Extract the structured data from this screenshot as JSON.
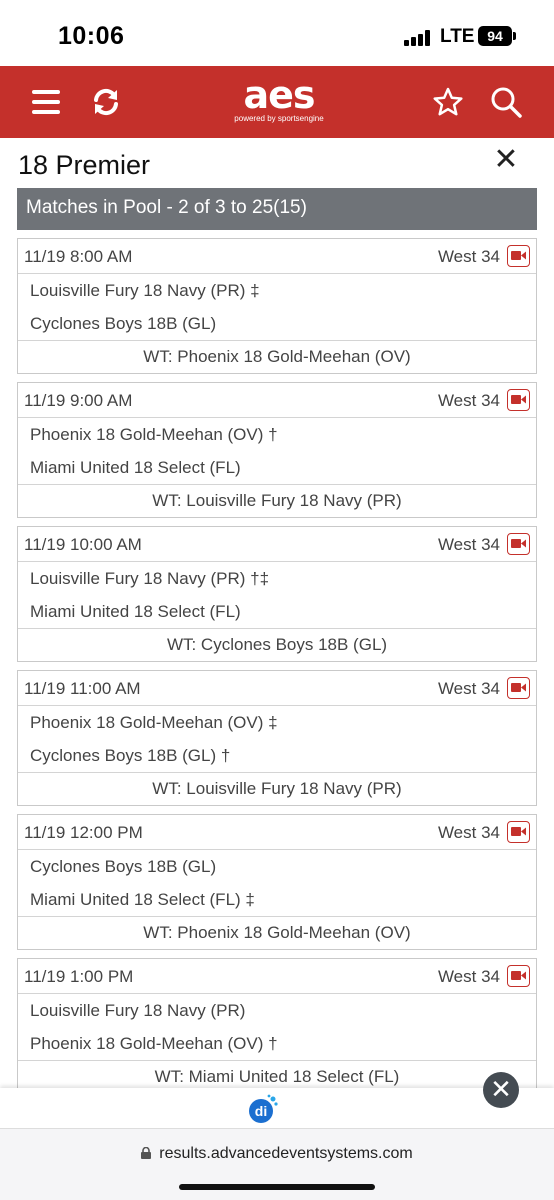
{
  "status_bar": {
    "time": "10:06",
    "network": "LTE",
    "battery": "94"
  },
  "header": {
    "logo": "aes",
    "logo_sub": "powered by sportsengine",
    "icons": [
      "menu-icon",
      "refresh-icon",
      "star-icon",
      "search-icon"
    ]
  },
  "page": {
    "title": "18 Premier",
    "close": "✕",
    "pool_bar": "Matches in Pool - 2 of 3 to 25(15)"
  },
  "matches": [
    {
      "time": "11/19 8:00 AM",
      "court": "West 34",
      "team1": "Louisville Fury 18 Navy (PR) ‡",
      "team2": "Cyclones Boys 18B (GL)",
      "wt": "WT: Phoenix 18 Gold-Meehan (OV)"
    },
    {
      "time": "11/19 9:00 AM",
      "court": "West 34",
      "team1": "Phoenix 18 Gold-Meehan (OV) †",
      "team2": "Miami United 18 Select (FL)",
      "wt": "WT: Louisville Fury 18 Navy (PR)"
    },
    {
      "time": "11/19 10:00 AM",
      "court": "West 34",
      "team1": "Louisville Fury 18 Navy (PR) †‡",
      "team2": "Miami United 18 Select (FL)",
      "wt": "WT: Cyclones Boys 18B (GL)"
    },
    {
      "time": "11/19 11:00 AM",
      "court": "West 34",
      "team1": "Phoenix 18 Gold-Meehan (OV) ‡",
      "team2": "Cyclones Boys 18B (GL) †",
      "wt": "WT: Louisville Fury 18 Navy (PR)"
    },
    {
      "time": "11/19 12:00 PM",
      "court": "West 34",
      "team1": "Cyclones Boys 18B (GL)",
      "team2": "Miami United 18 Select (FL) ‡",
      "wt": "WT: Phoenix 18 Gold-Meehan (OV)"
    },
    {
      "time": "11/19 1:00 PM",
      "court": "West 34",
      "team1": "Louisville Fury 18 Navy (PR)",
      "team2": "Phoenix 18 Gold-Meehan (OV) †",
      "wt": "WT: Miami United 18 Select (FL)"
    }
  ],
  "bottom": {
    "close_ad": "✕",
    "url": "results.advancedeventsystems.com"
  },
  "colors": {
    "brand_red": "#c4302b",
    "pool_bar": "#6f7378"
  }
}
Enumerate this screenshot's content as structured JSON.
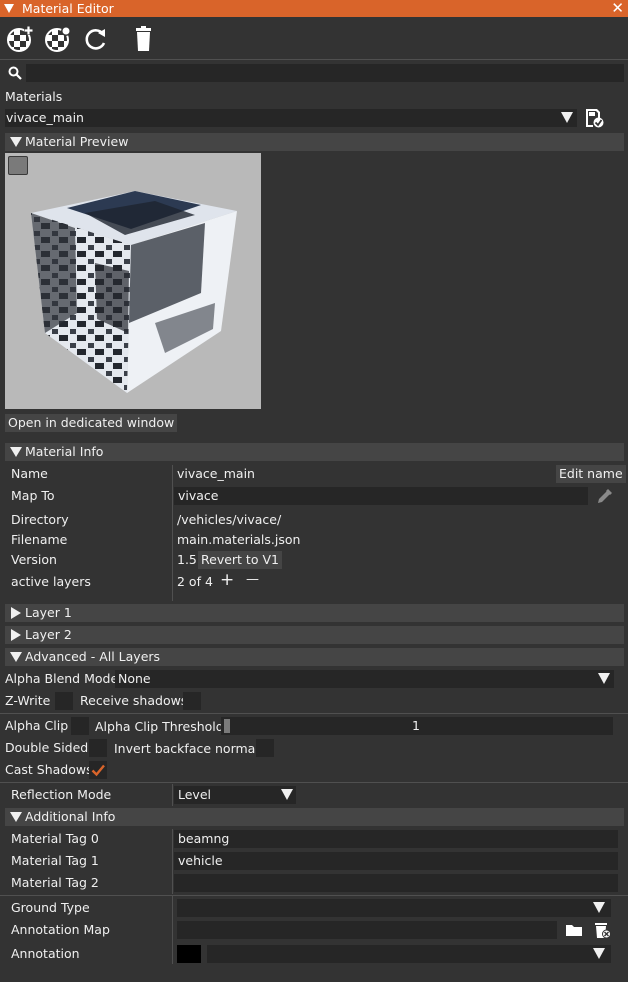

────────────────────

■ Objective: Write out all the entries again, word for word, and print no images.

■ Exercise response:
Extract the structured data from this screenshot as JSON.
{
  "status_bar": {
    "time": "10:06",
    "network": "LTE",
    "battery": "94"
  },
  "header": {
    "logo": "aes",
    "logo_sub": "powered by sportsengine",
    "icons": [
      "menu-icon",
      "refresh-icon",
      "star-icon",
      "search-icon"
    ]
  },
  "page": {
    "title": "18 Premier",
    "close": "✕",
    "pool_bar": "Matches in Pool - 2 of 3 to 25(15)"
  },
  "matches": [
    {
      "time": "11/19 8:00 AM",
      "court": "West 34",
      "team1": "Louisville Fury 18 Navy (PR) ‡",
      "team2": "Cyclones Boys 18B (GL)",
      "wt": "WT: Phoenix 18 Gold-Meehan (OV)"
    },
    {
      "time": "11/19 9:00 AM",
      "court": "West 34",
      "team1": "Phoenix 18 Gold-Meehan (OV) †",
      "team2": "Miami United 18 Select (FL)",
      "wt": "WT: Louisville Fury 18 Navy (PR)"
    },
    {
      "time": "11/19 10:00 AM",
      "court": "West 34",
      "team1": "Louisville Fury 18 Navy (PR) †‡",
      "team2": "Miami United 18 Select (FL)",
      "wt": "WT: Cyclones Boys 18B (GL)"
    },
    {
      "time": "11/19 11:00 AM",
      "court": "West 34",
      "team1": "Phoenix 18 Gold-Meehan (OV) ‡",
      "team2": "Cyclones Boys 18B (GL) †",
      "wt": "WT: Louisville Fury 18 Navy (PR)"
    },
    {
      "time": "11/19 12:00 PM",
      "court": "West 34",
      "team1": "Cyclones Boys 18B (GL)",
      "team2": "Miami United 18 Select (FL) ‡",
      "wt": "WT: Phoenix 18 Gold-Meehan (OV)"
    },
    {
      "time": "11/19 1:00 PM",
      "court": "West 34",
      "team1": "Louisville Fury 18 Navy (PR)",
      "team2": "Phoenix 18 Gold-Meehan (OV) †",
      "wt": "WT: Miami United 18 Select (FL)"
    }
  ],
  "bottom": {
    "close_ad": "✕",
    "url": "results.advancedeventsystems.com"
  },
  "colors": {
    "brand_red": "#c4302b",
    "pool_bar": "#6f7378"
  }
}
Enumerate this screenshot's content as structured JSON.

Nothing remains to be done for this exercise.